**EXERCISE BRIEF**
Copy out all lines with the word "Республики" in them.

**ENTRIES PROVIDED**
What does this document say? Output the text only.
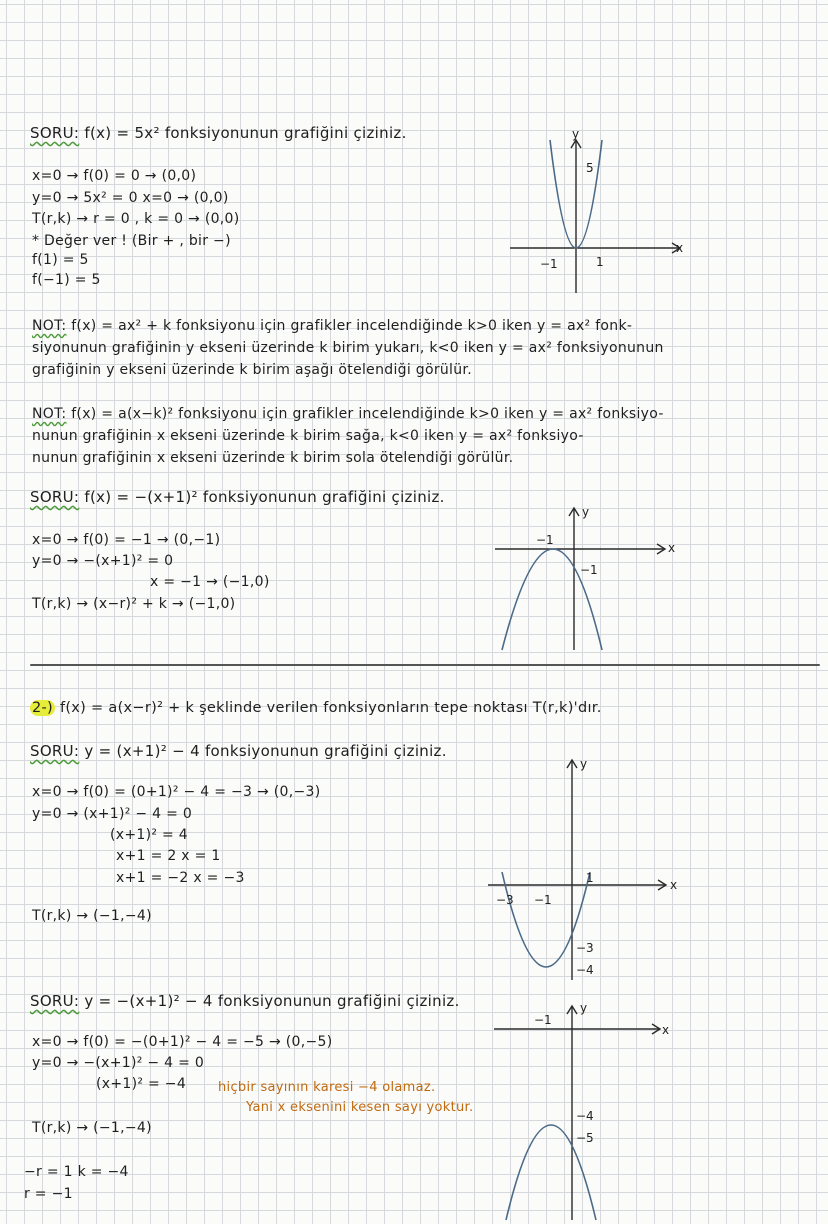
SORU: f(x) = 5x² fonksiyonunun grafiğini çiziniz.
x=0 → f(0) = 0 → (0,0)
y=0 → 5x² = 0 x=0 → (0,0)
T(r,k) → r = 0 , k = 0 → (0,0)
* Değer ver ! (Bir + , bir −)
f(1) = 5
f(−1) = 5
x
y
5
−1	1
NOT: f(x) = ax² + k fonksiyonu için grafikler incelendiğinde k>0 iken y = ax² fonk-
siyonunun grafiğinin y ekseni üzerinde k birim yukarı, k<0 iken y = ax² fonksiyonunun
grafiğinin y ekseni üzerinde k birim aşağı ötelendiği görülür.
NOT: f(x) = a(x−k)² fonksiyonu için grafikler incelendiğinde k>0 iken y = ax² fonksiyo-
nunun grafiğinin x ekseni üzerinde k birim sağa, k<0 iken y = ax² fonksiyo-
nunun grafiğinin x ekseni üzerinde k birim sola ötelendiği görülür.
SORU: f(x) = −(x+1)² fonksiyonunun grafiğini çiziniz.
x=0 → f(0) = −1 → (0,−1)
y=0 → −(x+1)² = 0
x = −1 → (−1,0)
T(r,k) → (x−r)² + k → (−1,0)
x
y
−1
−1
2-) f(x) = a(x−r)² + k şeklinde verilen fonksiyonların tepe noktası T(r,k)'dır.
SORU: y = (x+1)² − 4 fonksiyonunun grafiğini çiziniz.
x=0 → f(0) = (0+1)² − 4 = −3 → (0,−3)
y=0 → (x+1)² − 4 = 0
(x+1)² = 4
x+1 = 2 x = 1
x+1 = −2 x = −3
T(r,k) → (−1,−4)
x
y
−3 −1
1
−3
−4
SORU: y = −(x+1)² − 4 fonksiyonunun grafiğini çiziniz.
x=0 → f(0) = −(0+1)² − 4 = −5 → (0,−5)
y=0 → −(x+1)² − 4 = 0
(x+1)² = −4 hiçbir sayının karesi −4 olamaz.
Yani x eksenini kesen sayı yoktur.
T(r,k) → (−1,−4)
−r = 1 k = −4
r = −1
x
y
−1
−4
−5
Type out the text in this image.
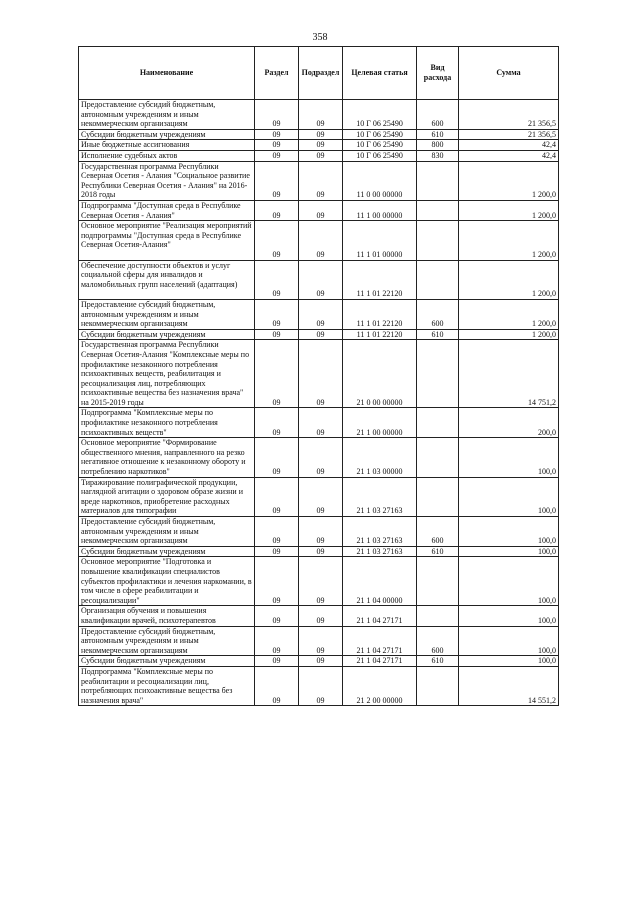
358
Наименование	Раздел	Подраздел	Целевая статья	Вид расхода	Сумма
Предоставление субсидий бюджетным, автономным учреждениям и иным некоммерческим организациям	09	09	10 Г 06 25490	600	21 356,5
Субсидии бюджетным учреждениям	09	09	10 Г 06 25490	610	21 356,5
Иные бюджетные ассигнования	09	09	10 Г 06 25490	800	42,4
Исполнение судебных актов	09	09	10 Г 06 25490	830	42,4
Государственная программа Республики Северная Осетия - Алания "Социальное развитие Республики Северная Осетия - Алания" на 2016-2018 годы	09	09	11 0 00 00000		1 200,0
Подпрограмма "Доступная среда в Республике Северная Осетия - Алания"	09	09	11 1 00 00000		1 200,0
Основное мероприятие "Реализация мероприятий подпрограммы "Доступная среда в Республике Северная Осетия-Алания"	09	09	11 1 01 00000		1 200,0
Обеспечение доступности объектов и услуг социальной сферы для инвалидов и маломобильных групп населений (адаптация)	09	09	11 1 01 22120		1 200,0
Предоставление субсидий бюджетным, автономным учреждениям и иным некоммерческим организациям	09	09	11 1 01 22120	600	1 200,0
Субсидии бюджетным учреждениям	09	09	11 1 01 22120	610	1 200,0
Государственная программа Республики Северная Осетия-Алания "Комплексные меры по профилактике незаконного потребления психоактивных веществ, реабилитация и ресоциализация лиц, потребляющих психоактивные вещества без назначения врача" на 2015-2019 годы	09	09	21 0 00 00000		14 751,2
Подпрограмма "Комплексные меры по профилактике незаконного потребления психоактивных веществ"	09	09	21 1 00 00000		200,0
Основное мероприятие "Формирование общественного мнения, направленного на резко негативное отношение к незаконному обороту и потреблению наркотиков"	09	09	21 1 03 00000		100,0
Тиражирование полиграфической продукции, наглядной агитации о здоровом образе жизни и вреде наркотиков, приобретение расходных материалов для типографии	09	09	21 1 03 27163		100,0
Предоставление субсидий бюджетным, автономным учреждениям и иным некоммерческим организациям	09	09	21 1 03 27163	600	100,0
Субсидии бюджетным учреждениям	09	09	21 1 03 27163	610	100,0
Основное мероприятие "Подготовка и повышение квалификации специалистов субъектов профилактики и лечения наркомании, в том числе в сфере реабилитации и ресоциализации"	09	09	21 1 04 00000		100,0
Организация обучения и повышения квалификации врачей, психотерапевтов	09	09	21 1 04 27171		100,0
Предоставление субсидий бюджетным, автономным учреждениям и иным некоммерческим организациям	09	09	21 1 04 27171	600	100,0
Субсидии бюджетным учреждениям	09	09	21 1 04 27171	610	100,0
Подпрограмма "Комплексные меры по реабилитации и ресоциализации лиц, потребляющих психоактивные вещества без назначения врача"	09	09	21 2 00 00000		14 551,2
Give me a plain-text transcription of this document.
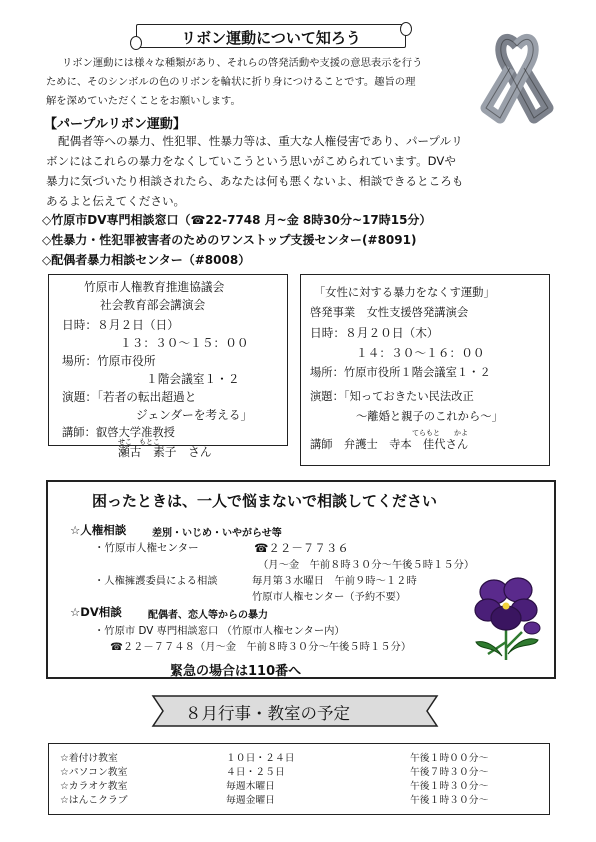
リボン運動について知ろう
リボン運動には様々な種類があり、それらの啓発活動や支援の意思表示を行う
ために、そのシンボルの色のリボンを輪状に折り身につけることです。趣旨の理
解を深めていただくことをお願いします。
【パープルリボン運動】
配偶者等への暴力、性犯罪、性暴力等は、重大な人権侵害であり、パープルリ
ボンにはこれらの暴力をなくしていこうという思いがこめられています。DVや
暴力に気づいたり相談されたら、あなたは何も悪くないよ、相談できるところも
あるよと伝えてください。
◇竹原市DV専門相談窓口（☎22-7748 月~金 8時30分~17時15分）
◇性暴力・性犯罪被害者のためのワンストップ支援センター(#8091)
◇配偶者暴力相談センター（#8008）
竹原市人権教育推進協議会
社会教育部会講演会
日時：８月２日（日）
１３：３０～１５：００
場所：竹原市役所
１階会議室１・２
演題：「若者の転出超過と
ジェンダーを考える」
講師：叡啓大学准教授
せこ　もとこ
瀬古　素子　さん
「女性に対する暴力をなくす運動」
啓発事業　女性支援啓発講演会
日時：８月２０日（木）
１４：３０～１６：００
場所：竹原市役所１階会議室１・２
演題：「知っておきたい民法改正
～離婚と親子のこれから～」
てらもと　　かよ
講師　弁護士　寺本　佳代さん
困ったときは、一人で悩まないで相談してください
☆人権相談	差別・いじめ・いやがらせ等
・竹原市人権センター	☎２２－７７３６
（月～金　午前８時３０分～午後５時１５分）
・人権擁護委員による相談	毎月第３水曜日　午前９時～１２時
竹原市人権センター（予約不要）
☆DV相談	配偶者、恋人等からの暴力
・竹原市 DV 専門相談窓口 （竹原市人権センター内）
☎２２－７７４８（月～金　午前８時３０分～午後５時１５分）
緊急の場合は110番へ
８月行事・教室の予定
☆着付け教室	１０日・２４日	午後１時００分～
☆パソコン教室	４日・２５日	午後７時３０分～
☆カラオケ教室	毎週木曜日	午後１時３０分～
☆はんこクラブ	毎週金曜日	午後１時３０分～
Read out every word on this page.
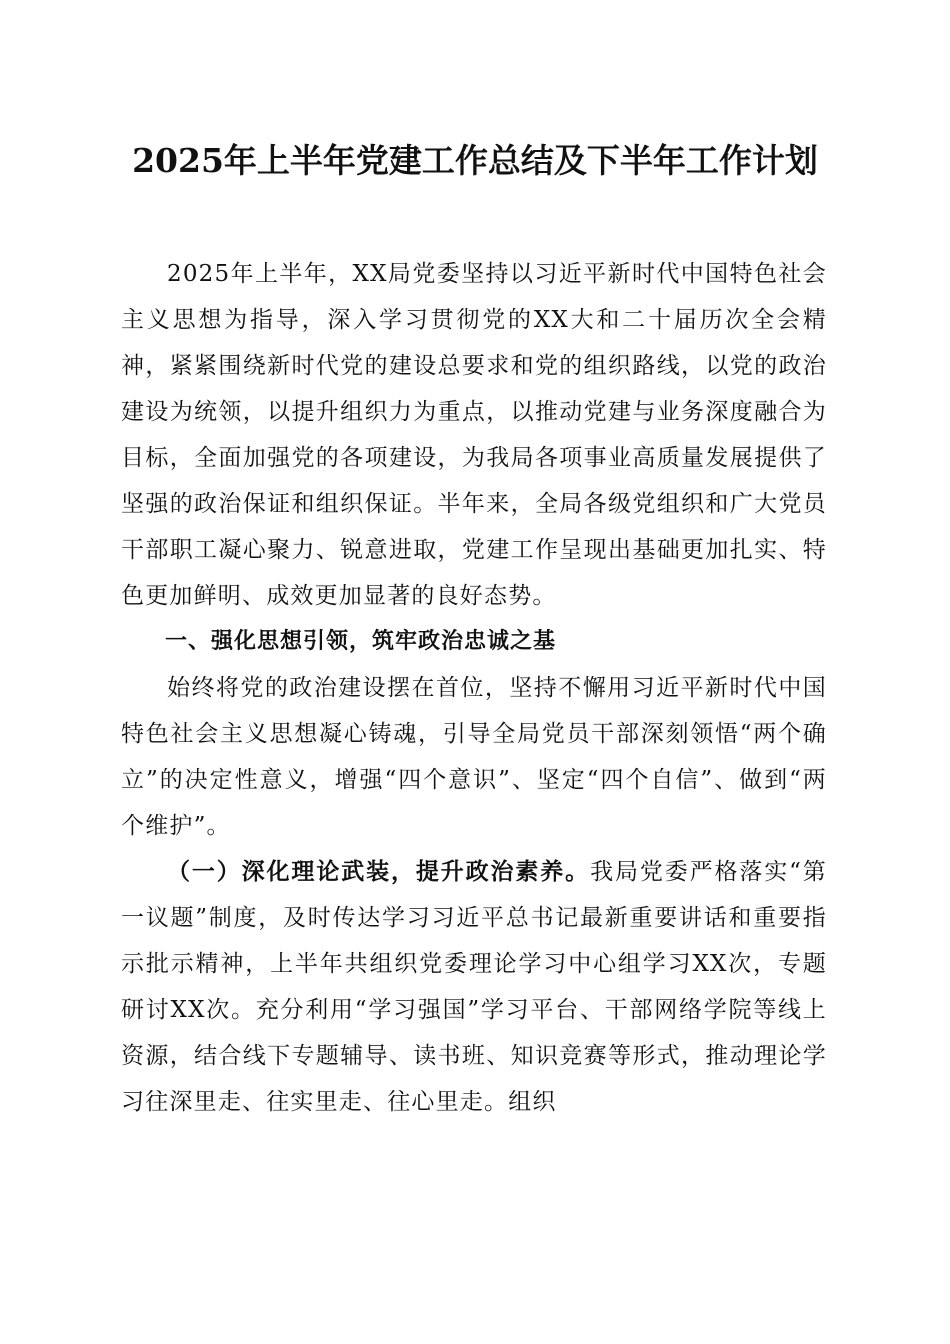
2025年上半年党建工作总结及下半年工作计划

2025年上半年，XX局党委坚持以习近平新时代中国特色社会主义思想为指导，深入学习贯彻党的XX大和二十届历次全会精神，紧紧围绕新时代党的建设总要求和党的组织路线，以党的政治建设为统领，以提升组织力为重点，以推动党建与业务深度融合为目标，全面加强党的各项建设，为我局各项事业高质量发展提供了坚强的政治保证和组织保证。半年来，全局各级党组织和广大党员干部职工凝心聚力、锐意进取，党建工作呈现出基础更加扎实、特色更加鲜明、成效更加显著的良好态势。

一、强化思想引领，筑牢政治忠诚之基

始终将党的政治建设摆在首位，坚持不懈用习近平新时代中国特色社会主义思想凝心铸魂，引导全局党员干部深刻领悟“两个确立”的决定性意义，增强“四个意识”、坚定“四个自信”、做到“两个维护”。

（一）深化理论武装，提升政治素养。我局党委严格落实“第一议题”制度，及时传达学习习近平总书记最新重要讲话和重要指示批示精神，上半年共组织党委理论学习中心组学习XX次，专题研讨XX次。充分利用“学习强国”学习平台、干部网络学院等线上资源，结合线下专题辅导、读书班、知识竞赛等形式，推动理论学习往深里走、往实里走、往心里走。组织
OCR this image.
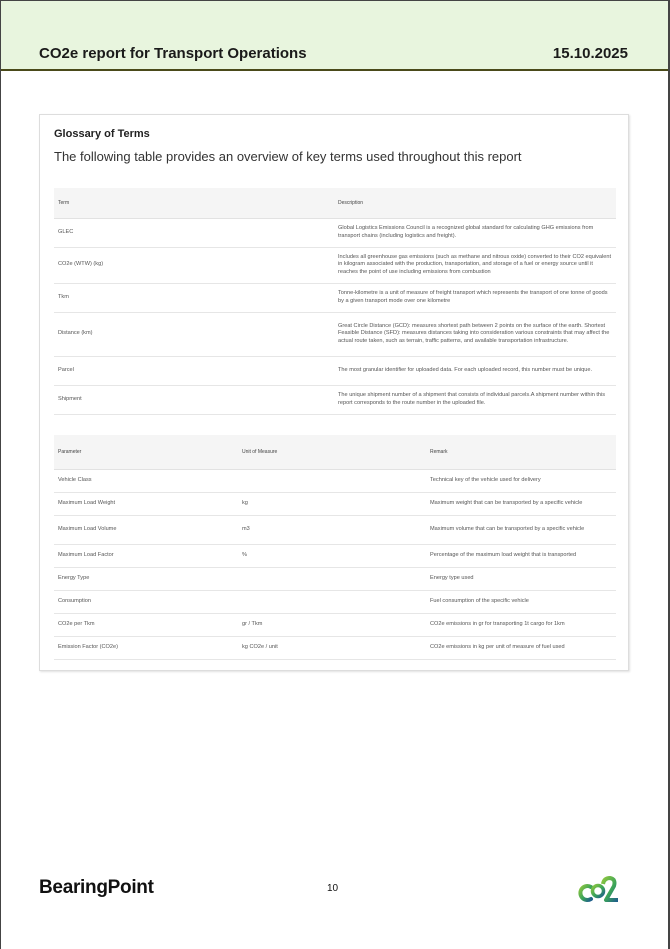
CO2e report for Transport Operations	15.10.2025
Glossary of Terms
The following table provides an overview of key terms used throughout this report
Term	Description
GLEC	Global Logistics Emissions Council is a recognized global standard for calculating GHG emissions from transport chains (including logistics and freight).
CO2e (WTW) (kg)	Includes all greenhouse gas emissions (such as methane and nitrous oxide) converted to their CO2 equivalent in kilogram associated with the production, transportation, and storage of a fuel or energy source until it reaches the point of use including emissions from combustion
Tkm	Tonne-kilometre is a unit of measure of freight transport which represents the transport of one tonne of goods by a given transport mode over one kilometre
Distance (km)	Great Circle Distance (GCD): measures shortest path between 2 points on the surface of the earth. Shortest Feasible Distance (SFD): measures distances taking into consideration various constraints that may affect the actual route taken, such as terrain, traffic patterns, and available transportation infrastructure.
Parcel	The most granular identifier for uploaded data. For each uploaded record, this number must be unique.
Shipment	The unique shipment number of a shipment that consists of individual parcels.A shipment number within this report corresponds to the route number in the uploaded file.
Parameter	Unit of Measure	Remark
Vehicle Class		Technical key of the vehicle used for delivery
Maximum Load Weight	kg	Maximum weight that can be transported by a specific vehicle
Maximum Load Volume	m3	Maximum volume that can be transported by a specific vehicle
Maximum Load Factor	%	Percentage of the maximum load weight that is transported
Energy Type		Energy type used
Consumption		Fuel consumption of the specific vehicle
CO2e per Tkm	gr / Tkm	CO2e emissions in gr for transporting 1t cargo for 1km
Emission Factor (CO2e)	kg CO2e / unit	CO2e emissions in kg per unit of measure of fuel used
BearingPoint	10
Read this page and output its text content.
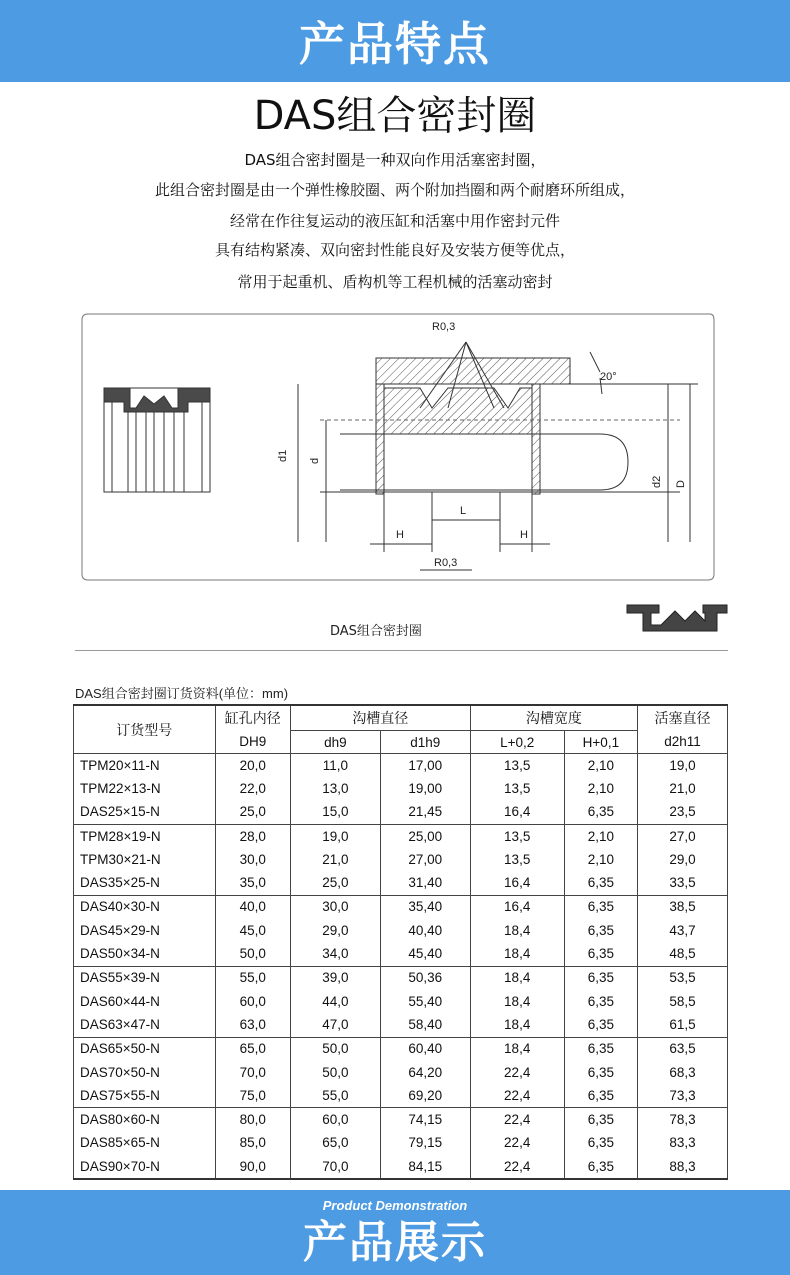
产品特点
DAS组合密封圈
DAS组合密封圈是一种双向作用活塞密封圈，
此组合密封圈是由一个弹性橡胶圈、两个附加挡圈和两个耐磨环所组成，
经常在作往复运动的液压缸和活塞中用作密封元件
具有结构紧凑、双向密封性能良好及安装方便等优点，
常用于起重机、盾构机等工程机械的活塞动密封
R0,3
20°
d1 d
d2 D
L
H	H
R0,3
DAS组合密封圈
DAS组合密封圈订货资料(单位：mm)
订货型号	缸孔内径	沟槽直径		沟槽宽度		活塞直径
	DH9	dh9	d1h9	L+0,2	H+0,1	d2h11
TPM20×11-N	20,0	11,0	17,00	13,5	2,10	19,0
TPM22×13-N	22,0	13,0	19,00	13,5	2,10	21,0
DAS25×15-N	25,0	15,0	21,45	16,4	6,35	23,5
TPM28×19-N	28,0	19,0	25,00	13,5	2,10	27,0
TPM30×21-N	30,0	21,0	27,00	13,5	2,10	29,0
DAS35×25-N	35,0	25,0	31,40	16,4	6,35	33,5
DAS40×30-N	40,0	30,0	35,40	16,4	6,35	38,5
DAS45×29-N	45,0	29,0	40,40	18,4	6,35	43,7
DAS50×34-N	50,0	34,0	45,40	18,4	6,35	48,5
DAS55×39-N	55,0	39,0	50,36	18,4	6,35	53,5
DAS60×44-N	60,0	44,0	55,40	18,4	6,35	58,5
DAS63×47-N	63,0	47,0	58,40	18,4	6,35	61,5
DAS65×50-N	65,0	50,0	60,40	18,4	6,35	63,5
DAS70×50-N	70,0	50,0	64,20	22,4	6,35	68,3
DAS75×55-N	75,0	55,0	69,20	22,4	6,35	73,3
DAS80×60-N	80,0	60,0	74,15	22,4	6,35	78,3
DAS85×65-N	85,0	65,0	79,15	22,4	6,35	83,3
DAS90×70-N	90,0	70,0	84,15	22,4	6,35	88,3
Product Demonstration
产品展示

**EXERCISE OUTPUT**
Государственная программа Республики Северная Осетия - Алания "Социальное развитие Республики Северная Осетия - Алания" на 2016-2018 годы	09	09	11 0 00 00000		1 200,0
Государственная программа Республики Северная Осетия-Алания "Комплексные меры по профилактике незаконного потребления психоактивных веществ, реабилитация и ресоциализация лиц, потребляющих психоактивные вещества без назначения врача" на 2015-2019 годы	09	09	21 0 00 00000		14 751,2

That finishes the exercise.